§ **Exercise prompt**
Restate the listing that follows word for word, without its pictures.

§ **Material to process**
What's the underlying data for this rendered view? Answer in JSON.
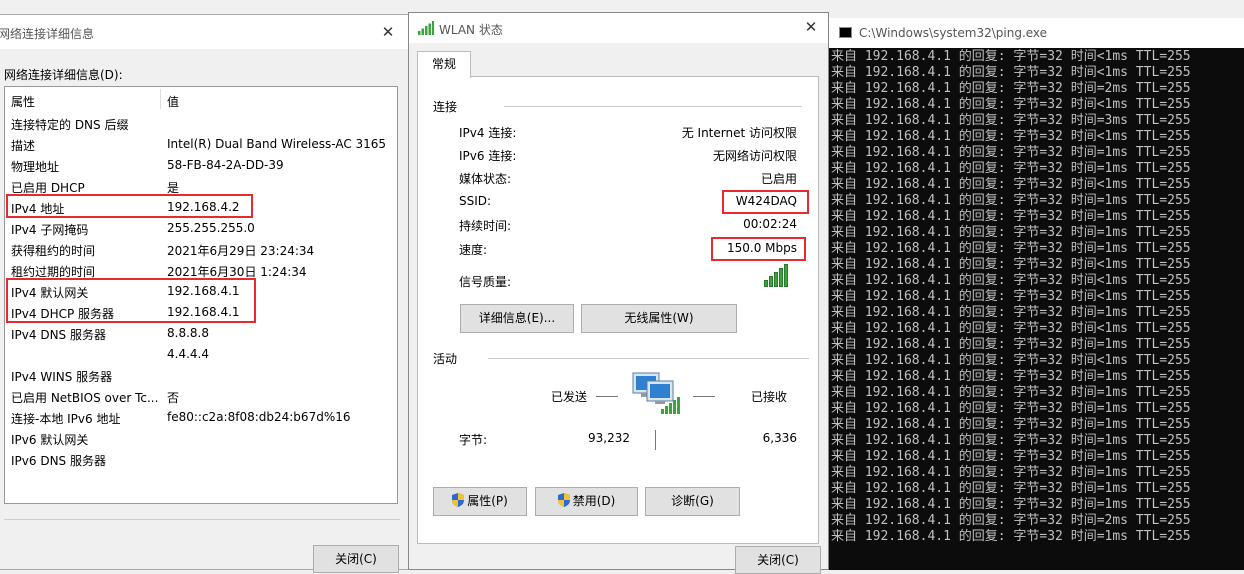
{
  "details_dialog": {
    "title": "网络连接详细信息",
    "caption": "网络连接详细信息(D):",
    "columns": {
      "property": "属性",
      "value": "值"
    },
    "rows": [
      {
        "k": "连接特定的 DNS 后缀",
        "v": ""
      },
      {
        "k": "描述",
        "v": "Intel(R) Dual Band Wireless-AC 3165"
      },
      {
        "k": "物理地址",
        "v": "58-FB-84-2A-DD-39"
      },
      {
        "k": "已启用 DHCP",
        "v": "是"
      },
      {
        "k": "IPv4 地址",
        "v": "192.168.4.2"
      },
      {
        "k": "IPv4 子网掩码",
        "v": "255.255.255.0"
      },
      {
        "k": "获得租约的时间",
        "v": "2021年6月29日 23:24:34"
      },
      {
        "k": "租约过期的时间",
        "v": "2021年6月30日 1:24:34"
      },
      {
        "k": "IPv4 默认网关",
        "v": "192.168.4.1"
      },
      {
        "k": "IPv4 DHCP 服务器",
        "v": "192.168.4.1"
      },
      {
        "k": "IPv4 DNS 服务器",
        "v": "8.8.8.8"
      },
      {
        "k": "",
        "v": "4.4.4.4"
      },
      {
        "k": "IPv4 WINS 服务器",
        "v": ""
      },
      {
        "k": "已启用 NetBIOS over Tc...",
        "v": "否"
      },
      {
        "k": "连接-本地 IPv6 地址",
        "v": "fe80::c2a:8f08:db24:b67d%16"
      },
      {
        "k": "IPv6 默认网关",
        "v": ""
      },
      {
        "k": "IPv6 DNS 服务器",
        "v": ""
      }
    ],
    "close_label": "关闭(C)"
  },
  "wlan_dialog": {
    "title": "WLAN 状态",
    "tab": "常规",
    "connection_group": "连接",
    "fields": [
      {
        "k": "IPv4 连接:",
        "v": "无 Internet 访问权限"
      },
      {
        "k": "IPv6 连接:",
        "v": "无网络访问权限"
      },
      {
        "k": "媒体状态:",
        "v": "已启用"
      },
      {
        "k": "SSID:",
        "v": "W424DAQ"
      },
      {
        "k": "持续时间:",
        "v": "00:02:24"
      },
      {
        "k": "速度:",
        "v": "150.0 Mbps"
      }
    ],
    "signal_label": "信号质量:",
    "details_button": "详细信息(E)...",
    "wireless_props_button": "无线属性(W)",
    "activity_group": "活动",
    "sent_label": "已发送",
    "received_label": "已接收",
    "bytes_label": "字节:",
    "bytes_sent": "93,232",
    "bytes_received": "6,336",
    "properties_button": "属性(P)",
    "disable_button": "禁用(D)",
    "diagnose_button": "诊断(G)",
    "close_label": "关闭(C)"
  },
  "ping_console": {
    "title": "C:\\Windows\\system32\\ping.exe",
    "lines": [
      "来自 192.168.4.1 的回复: 字节=32 时间<1ms TTL=255",
      "来自 192.168.4.1 的回复: 字节=32 时间<1ms TTL=255",
      "来自 192.168.4.1 的回复: 字节=32 时间=2ms TTL=255",
      "来自 192.168.4.1 的回复: 字节=32 时间<1ms TTL=255",
      "来自 192.168.4.1 的回复: 字节=32 时间=3ms TTL=255",
      "来自 192.168.4.1 的回复: 字节=32 时间<1ms TTL=255",
      "来自 192.168.4.1 的回复: 字节=32 时间=1ms TTL=255",
      "来自 192.168.4.1 的回复: 字节=32 时间=1ms TTL=255",
      "来自 192.168.4.1 的回复: 字节=32 时间<1ms TTL=255",
      "来自 192.168.4.1 的回复: 字节=32 时间=1ms TTL=255",
      "来自 192.168.4.1 的回复: 字节=32 时间=1ms TTL=255",
      "来自 192.168.4.1 的回复: 字节=32 时间=1ms TTL=255",
      "来自 192.168.4.1 的回复: 字节=32 时间=1ms TTL=255",
      "来自 192.168.4.1 的回复: 字节=32 时间<1ms TTL=255",
      "来自 192.168.4.1 的回复: 字节=32 时间<1ms TTL=255",
      "来自 192.168.4.1 的回复: 字节=32 时间<1ms TTL=255",
      "来自 192.168.4.1 的回复: 字节=32 时间=1ms TTL=255",
      "来自 192.168.4.1 的回复: 字节=32 时间<1ms TTL=255",
      "来自 192.168.4.1 的回复: 字节=32 时间=1ms TTL=255",
      "来自 192.168.4.1 的回复: 字节=32 时间<1ms TTL=255",
      "来自 192.168.4.1 的回复: 字节=32 时间=1ms TTL=255",
      "来自 192.168.4.1 的回复: 字节=32 时间=1ms TTL=255",
      "来自 192.168.4.1 的回复: 字节=32 时间=1ms TTL=255",
      "来自 192.168.4.1 的回复: 字节=32 时间=1ms TTL=255",
      "来自 192.168.4.1 的回复: 字节=32 时间=1ms TTL=255",
      "来自 192.168.4.1 的回复: 字节=32 时间=1ms TTL=255",
      "来自 192.168.4.1 的回复: 字节=32 时间=1ms TTL=255",
      "来自 192.168.4.1 的回复: 字节=32 时间=1ms TTL=255",
      "来自 192.168.4.1 的回复: 字节=32 时间=1ms TTL=255",
      "来自 192.168.4.1 的回复: 字节=32 时间=2ms TTL=255",
      "来自 192.168.4.1 的回复: 字节=32 时间=1ms TTL=255"
    ]
  },
  "colors": {
    "highlight_box": "#e8292f",
    "console_bg": "#0c0c0c",
    "console_text": "#c0c0c0",
    "signal_green": "#3aa53a"
  },
  "icons": [
    "wifi-signal-icon",
    "network-computers-icon",
    "uac-shield-icon",
    "console-icon",
    "close-icon"
  ]
}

§ **Correct output**
What's the underlying data for this rendered view? Answer in JSON.
{
  "details_dialog": {
    "title": "网络连接详细信息",
    "caption": "网络连接详细信息(D):",
    "columns": {
      "property": "属性",
      "value": "值"
    },
    "rows": [
      {
        "k": "连接特定的 DNS 后缀",
        "v": ""
      },
      {
        "k": "描述",
        "v": "Intel(R) Dual Band Wireless-AC 3165"
      },
      {
        "k": "物理地址",
        "v": "58-FB-84-2A-DD-39"
      },
      {
        "k": "已启用 DHCP",
        "v": "是"
      },
      {
        "k": "IPv4 地址",
        "v": "192.168.4.2"
      },
      {
        "k": "IPv4 子网掩码",
        "v": "255.255.255.0"
      },
      {
        "k": "获得租约的时间",
        "v": "2021年6月29日 23:24:34"
      },
      {
        "k": "租约过期的时间",
        "v": "2021年6月30日 1:24:34"
      },
      {
        "k": "IPv4 默认网关",
        "v": "192.168.4.1"
      },
      {
        "k": "IPv4 DHCP 服务器",
        "v": "192.168.4.1"
      },
      {
        "k": "IPv4 DNS 服务器",
        "v": "8.8.8.8"
      },
      {
        "k": "",
        "v": "4.4.4.4"
      },
      {
        "k": "IPv4 WINS 服务器",
        "v": ""
      },
      {
        "k": "已启用 NetBIOS over Tc...",
        "v": "否"
      },
      {
        "k": "连接-本地 IPv6 地址",
        "v": "fe80::c2a:8f08:db24:b67d%16"
      },
      {
        "k": "IPv6 默认网关",
        "v": ""
      },
      {
        "k": "IPv6 DNS 服务器",
        "v": ""
      }
    ],
    "close_label": "关闭(C)"
  },
  "wlan_dialog": {
    "title": "WLAN 状态",
    "tab": "常规",
    "connection_group": "连接",
    "fields": [
      {
        "k": "IPv4 连接:",
        "v": "无 Internet 访问权限"
      },
      {
        "k": "IPv6 连接:",
        "v": "无网络访问权限"
      },
      {
        "k": "媒体状态:",
        "v": "已启用"
      },
      {
        "k": "SSID:",
        "v": "W424DAQ"
      },
      {
        "k": "持续时间:",
        "v": "00:02:24"
      },
      {
        "k": "速度:",
        "v": "150.0 Mbps"
      }
    ],
    "signal_label": "信号质量:",
    "details_button": "详细信息(E)...",
    "wireless_props_button": "无线属性(W)",
    "activity_group": "活动",
    "sent_label": "已发送",
    "received_label": "已接收",
    "bytes_label": "字节:",
    "bytes_sent": "93,232",
    "bytes_received": "6,336",
    "properties_button": "属性(P)",
    "disable_button": "禁用(D)",
    "diagnose_button": "诊断(G)",
    "close_label": "关闭(C)"
  },
  "ping_console": {
    "title": "C:\\Windows\\system32\\ping.exe",
    "lines": [
      "来自 192.168.4.1 的回复: 字节=32 时间<1ms TTL=255",
      "来自 192.168.4.1 的回复: 字节=32 时间<1ms TTL=255",
      "来自 192.168.4.1 的回复: 字节=32 时间=2ms TTL=255",
      "来自 192.168.4.1 的回复: 字节=32 时间<1ms TTL=255",
      "来自 192.168.4.1 的回复: 字节=32 时间=3ms TTL=255",
      "来自 192.168.4.1 的回复: 字节=32 时间<1ms TTL=255",
      "来自 192.168.4.1 的回复: 字节=32 时间=1ms TTL=255",
      "来自 192.168.4.1 的回复: 字节=32 时间=1ms TTL=255",
      "来自 192.168.4.1 的回复: 字节=32 时间<1ms TTL=255",
      "来自 192.168.4.1 的回复: 字节=32 时间=1ms TTL=255",
      "来自 192.168.4.1 的回复: 字节=32 时间=1ms TTL=255",
      "来自 192.168.4.1 的回复: 字节=32 时间=1ms TTL=255",
      "来自 192.168.4.1 的回复: 字节=32 时间=1ms TTL=255",
      "来自 192.168.4.1 的回复: 字节=32 时间<1ms TTL=255",
      "来自 192.168.4.1 的回复: 字节=32 时间<1ms TTL=255",
      "来自 192.168.4.1 的回复: 字节=32 时间<1ms TTL=255",
      "来自 192.168.4.1 的回复: 字节=32 时间=1ms TTL=255",
      "来自 192.168.4.1 的回复: 字节=32 时间<1ms TTL=255",
      "来自 192.168.4.1 的回复: 字节=32 时间=1ms TTL=255",
      "来自 192.168.4.1 的回复: 字节=32 时间<1ms TTL=255",
      "来自 192.168.4.1 的回复: 字节=32 时间=1ms TTL=255",
      "来自 192.168.4.1 的回复: 字节=32 时间=1ms TTL=255",
      "来自 192.168.4.1 的回复: 字节=32 时间=1ms TTL=255",
      "来自 192.168.4.1 的回复: 字节=32 时间=1ms TTL=255",
      "来自 192.168.4.1 的回复: 字节=32 时间=1ms TTL=255",
      "来自 192.168.4.1 的回复: 字节=32 时间=1ms TTL=255",
      "来自 192.168.4.1 的回复: 字节=32 时间=1ms TTL=255",
      "来自 192.168.4.1 的回复: 字节=32 时间=1ms TTL=255",
      "来自 192.168.4.1 的回复: 字节=32 时间=1ms TTL=255",
      "来自 192.168.4.1 的回复: 字节=32 时间=2ms TTL=255",
      "来自 192.168.4.1 的回复: 字节=32 时间=1ms TTL=255"
    ]
  },
  "colors": {
    "highlight_box": "#e8292f",
    "console_bg": "#0c0c0c",
    "console_text": "#c0c0c0",
    "signal_green": "#3aa53a"
  },
  "icons": [
    "wifi-signal-icon",
    "network-computers-icon",
    "uac-shield-icon",
    "console-icon",
    "close-icon"
  ]
}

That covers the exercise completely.